(WHAT YOU ARE ASKED TO DO): Rename every "tags-label" in the data below to "tag-heading", and leave everything else unchanged.

[Start of TASK MATERIAL]

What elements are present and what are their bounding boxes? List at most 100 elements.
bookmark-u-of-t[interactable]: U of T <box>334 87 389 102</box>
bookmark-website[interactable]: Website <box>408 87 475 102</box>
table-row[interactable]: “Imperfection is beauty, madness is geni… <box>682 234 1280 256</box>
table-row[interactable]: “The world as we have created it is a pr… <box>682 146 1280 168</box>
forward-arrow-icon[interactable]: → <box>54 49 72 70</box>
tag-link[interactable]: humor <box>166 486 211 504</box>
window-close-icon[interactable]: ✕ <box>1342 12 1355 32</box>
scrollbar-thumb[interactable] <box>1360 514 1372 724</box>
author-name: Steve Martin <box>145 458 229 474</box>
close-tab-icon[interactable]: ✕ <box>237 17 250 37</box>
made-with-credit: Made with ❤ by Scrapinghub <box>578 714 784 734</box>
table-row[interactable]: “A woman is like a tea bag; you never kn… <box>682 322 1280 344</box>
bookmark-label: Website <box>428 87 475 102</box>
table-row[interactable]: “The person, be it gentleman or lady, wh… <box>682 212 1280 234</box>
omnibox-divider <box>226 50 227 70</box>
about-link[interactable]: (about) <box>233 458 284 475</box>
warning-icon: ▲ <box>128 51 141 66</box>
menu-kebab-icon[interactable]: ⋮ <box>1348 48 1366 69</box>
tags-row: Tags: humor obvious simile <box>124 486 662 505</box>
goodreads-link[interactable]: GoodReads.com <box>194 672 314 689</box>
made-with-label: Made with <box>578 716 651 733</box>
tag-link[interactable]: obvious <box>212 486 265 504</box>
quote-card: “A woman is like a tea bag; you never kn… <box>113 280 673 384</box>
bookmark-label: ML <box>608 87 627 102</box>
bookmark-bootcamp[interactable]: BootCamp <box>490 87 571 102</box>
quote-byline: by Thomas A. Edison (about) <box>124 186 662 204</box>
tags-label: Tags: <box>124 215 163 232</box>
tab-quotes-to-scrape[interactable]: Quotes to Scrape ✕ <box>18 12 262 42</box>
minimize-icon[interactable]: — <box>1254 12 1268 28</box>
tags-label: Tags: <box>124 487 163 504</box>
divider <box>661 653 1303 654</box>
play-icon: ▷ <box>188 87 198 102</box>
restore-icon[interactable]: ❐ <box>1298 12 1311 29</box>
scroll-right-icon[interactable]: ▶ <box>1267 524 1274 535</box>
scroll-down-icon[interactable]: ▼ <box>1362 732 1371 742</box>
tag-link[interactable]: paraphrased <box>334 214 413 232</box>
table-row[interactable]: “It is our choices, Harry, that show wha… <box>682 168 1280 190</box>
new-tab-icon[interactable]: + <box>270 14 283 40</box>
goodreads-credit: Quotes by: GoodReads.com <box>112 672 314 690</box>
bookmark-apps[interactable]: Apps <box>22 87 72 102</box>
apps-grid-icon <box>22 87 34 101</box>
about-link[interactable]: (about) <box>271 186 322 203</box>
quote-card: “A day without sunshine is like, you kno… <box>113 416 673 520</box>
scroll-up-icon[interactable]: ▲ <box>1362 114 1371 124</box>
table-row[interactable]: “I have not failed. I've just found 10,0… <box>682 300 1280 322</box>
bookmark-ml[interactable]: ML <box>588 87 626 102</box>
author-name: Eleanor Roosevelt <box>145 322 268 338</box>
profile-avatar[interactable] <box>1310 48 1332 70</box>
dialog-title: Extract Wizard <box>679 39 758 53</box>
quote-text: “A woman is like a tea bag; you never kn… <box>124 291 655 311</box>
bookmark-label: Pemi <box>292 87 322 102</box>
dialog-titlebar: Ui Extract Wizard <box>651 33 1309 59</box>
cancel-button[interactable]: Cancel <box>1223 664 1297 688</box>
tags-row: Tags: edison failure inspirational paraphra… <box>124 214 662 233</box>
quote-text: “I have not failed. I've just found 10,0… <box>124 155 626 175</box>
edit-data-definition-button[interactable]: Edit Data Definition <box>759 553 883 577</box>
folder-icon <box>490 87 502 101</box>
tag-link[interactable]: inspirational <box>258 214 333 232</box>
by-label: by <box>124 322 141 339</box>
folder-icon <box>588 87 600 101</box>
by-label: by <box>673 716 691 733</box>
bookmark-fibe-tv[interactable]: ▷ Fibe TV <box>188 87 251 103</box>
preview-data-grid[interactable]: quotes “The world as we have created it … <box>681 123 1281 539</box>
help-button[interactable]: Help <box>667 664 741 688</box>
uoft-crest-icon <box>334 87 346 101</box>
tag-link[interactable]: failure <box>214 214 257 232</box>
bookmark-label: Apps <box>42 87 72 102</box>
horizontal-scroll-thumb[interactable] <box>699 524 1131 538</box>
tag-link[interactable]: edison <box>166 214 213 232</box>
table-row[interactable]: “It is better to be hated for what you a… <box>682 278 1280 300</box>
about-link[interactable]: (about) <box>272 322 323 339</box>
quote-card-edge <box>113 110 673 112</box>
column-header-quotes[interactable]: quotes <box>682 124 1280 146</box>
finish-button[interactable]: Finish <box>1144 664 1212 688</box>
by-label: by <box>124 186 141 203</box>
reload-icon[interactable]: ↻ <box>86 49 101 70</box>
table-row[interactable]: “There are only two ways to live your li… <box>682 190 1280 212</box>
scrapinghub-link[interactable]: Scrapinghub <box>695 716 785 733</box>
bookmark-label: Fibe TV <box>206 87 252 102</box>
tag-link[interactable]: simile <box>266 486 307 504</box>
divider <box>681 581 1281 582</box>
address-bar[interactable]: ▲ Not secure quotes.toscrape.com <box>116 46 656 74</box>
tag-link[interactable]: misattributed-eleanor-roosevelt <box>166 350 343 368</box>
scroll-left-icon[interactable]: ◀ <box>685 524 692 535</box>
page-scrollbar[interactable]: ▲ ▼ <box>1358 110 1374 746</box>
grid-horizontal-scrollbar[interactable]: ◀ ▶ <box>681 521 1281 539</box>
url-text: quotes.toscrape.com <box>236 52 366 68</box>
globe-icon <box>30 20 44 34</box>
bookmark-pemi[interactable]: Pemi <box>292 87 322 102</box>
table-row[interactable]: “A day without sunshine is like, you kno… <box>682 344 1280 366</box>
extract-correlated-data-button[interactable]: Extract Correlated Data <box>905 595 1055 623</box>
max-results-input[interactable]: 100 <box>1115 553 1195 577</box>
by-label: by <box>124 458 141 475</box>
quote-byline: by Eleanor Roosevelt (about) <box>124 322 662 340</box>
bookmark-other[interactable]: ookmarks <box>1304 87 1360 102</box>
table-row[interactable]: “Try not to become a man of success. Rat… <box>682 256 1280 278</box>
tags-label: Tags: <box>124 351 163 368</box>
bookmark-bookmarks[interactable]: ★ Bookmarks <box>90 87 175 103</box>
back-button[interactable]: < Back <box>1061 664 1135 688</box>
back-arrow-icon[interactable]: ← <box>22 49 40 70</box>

[End of TASK MATERIAL]

(FINAL RESULT):
What elements are present and what are their bounding boxes? List at most 100 elements.
bookmark-u-of-t[interactable]: U of T <box>334 87 389 102</box>
bookmark-website[interactable]: Website <box>408 87 475 102</box>
table-row[interactable]: “Imperfection is beauty, madness is geni… <box>682 234 1280 256</box>
table-row[interactable]: “The world as we have created it is a pr… <box>682 146 1280 168</box>
forward-arrow-icon[interactable]: → <box>54 49 72 70</box>
tag-link[interactable]: humor <box>166 486 211 504</box>
window-close-icon[interactable]: ✕ <box>1342 12 1355 32</box>
scrollbar-thumb[interactable] <box>1360 514 1372 724</box>
author-name: Steve Martin <box>145 458 229 474</box>
close-tab-icon[interactable]: ✕ <box>237 17 250 37</box>
made-with-credit: Made with ❤ by Scrapinghub <box>578 714 784 734</box>
table-row[interactable]: “A woman is like a tea bag; you never kn… <box>682 322 1280 344</box>
bookmark-label: Website <box>428 87 475 102</box>
table-row[interactable]: “The person, be it gentleman or lady, wh… <box>682 212 1280 234</box>
omnibox-divider <box>226 50 227 70</box>
about-link[interactable]: (about) <box>233 458 284 475</box>
warning-icon: ▲ <box>128 51 141 66</box>
menu-kebab-icon[interactable]: ⋮ <box>1348 48 1366 69</box>
tags-row: Tags: humor obvious simile <box>124 486 662 505</box>
goodreads-link[interactable]: GoodReads.com <box>194 672 314 689</box>
made-with-label: Made with <box>578 716 651 733</box>
tag-link[interactable]: obvious <box>212 486 265 504</box>
quote-card: “A woman is like a tea bag; you never kn… <box>113 280 673 384</box>
bookmark-label: ML <box>608 87 627 102</box>
bookmark-bootcamp[interactable]: BootCamp <box>490 87 571 102</box>
quote-byline: by Thomas A. Edison (about) <box>124 186 662 204</box>
tag-heading: Tags: <box>124 215 163 232</box>
tab-quotes-to-scrape[interactable]: Quotes to Scrape ✕ <box>18 12 262 42</box>
minimize-icon[interactable]: — <box>1254 12 1268 28</box>
tag-heading: Tags: <box>124 487 163 504</box>
divider <box>661 653 1303 654</box>
play-icon: ▷ <box>188 87 198 102</box>
restore-icon[interactable]: ❐ <box>1298 12 1311 29</box>
scroll-right-icon[interactable]: ▶ <box>1267 524 1274 535</box>
scroll-down-icon[interactable]: ▼ <box>1362 732 1371 742</box>
tag-link[interactable]: paraphrased <box>334 214 413 232</box>
table-row[interactable]: “It is our choices, Harry, that show wha… <box>682 168 1280 190</box>
new-tab-icon[interactable]: + <box>270 14 283 40</box>
goodreads-credit: Quotes by: GoodReads.com <box>112 672 314 690</box>
bookmark-apps[interactable]: Apps <box>22 87 72 102</box>
apps-grid-icon <box>22 87 34 101</box>
about-link[interactable]: (about) <box>271 186 322 203</box>
quote-card: “A day without sunshine is like, you kno… <box>113 416 673 520</box>
scroll-up-icon[interactable]: ▲ <box>1362 114 1371 124</box>
table-row[interactable]: “I have not failed. I've just found 10,0… <box>682 300 1280 322</box>
bookmark-ml[interactable]: ML <box>588 87 626 102</box>
author-name: Eleanor Roosevelt <box>145 322 268 338</box>
profile-avatar[interactable] <box>1310 48 1332 70</box>
dialog-title: Extract Wizard <box>679 39 758 53</box>
quote-text: “A woman is like a tea bag; you never kn… <box>124 291 655 311</box>
bookmark-label: Pemi <box>292 87 322 102</box>
dialog-titlebar: Ui Extract Wizard <box>651 33 1309 59</box>
cancel-button[interactable]: Cancel <box>1223 664 1297 688</box>
tags-row: Tags: edison failure inspirational paraphra… <box>124 214 662 233</box>
quote-text: “I have not failed. I've just found 10,0… <box>124 155 626 175</box>
edit-data-definition-button[interactable]: Edit Data Definition <box>759 553 883 577</box>
folder-icon <box>490 87 502 101</box>
tag-link[interactable]: inspirational <box>258 214 333 232</box>
by-label: by <box>124 322 141 339</box>
folder-icon <box>588 87 600 101</box>
by-label: by <box>673 716 691 733</box>
bookmark-fibe-tv[interactable]: ▷ Fibe TV <box>188 87 251 103</box>
preview-data-grid[interactable]: quotes “The world as we have created it … <box>681 123 1281 539</box>
help-button[interactable]: Help <box>667 664 741 688</box>
uoft-crest-icon <box>334 87 346 101</box>
tag-link[interactable]: failure <box>214 214 257 232</box>
bookmark-label: Apps <box>42 87 72 102</box>
horizontal-scroll-thumb[interactable] <box>699 524 1131 538</box>
tag-link[interactable]: edison <box>166 214 213 232</box>
table-row[interactable]: “It is better to be hated for what you a… <box>682 278 1280 300</box>
about-link[interactable]: (about) <box>272 322 323 339</box>
quote-card-edge <box>113 110 673 112</box>
column-header-quotes[interactable]: quotes <box>682 124 1280 146</box>
finish-button[interactable]: Finish <box>1144 664 1212 688</box>
by-label: by <box>124 186 141 203</box>
reload-icon[interactable]: ↻ <box>86 49 101 70</box>
table-row[interactable]: “There are only two ways to live your li… <box>682 190 1280 212</box>
scrapinghub-link[interactable]: Scrapinghub <box>695 716 785 733</box>
bookmark-label: Fibe TV <box>206 87 252 102</box>
tag-link[interactable]: simile <box>266 486 307 504</box>
divider <box>681 581 1281 582</box>
address-bar[interactable]: ▲ Not secure quotes.toscrape.com <box>116 46 656 74</box>
tag-link[interactable]: misattributed-eleanor-roosevelt <box>166 350 343 368</box>
scroll-left-icon[interactable]: ◀ <box>685 524 692 535</box>
page-scrollbar[interactable]: ▲ ▼ <box>1358 110 1374 746</box>
grid-horizontal-scrollbar[interactable]: ◀ ▶ <box>681 521 1281 539</box>
url-text: quotes.toscrape.com <box>236 52 366 68</box>
globe-icon <box>30 20 44 34</box>
bookmark-pemi[interactable]: Pemi <box>292 87 322 102</box>
table-row[interactable]: “A day without sunshine is like, you kno… <box>682 344 1280 366</box>
extract-correlated-data-button[interactable]: Extract Correlated Data <box>905 595 1055 623</box>
max-results-input[interactable]: 100 <box>1115 553 1195 577</box>
by-label: by <box>124 458 141 475</box>
quote-byline: by Eleanor Roosevelt (about) <box>124 322 662 340</box>
bookmark-other[interactable]: ookmarks <box>1304 87 1360 102</box>
table-row[interactable]: “Try not to become a man of success. Rat… <box>682 256 1280 278</box>
tag-heading: Tags: <box>124 351 163 368</box>
bookmark-bookmarks[interactable]: ★ Bookmarks <box>90 87 175 103</box>
back-button[interactable]: < Back <box>1061 664 1135 688</box>
back-arrow-icon[interactable]: ← <box>22 49 40 70</box>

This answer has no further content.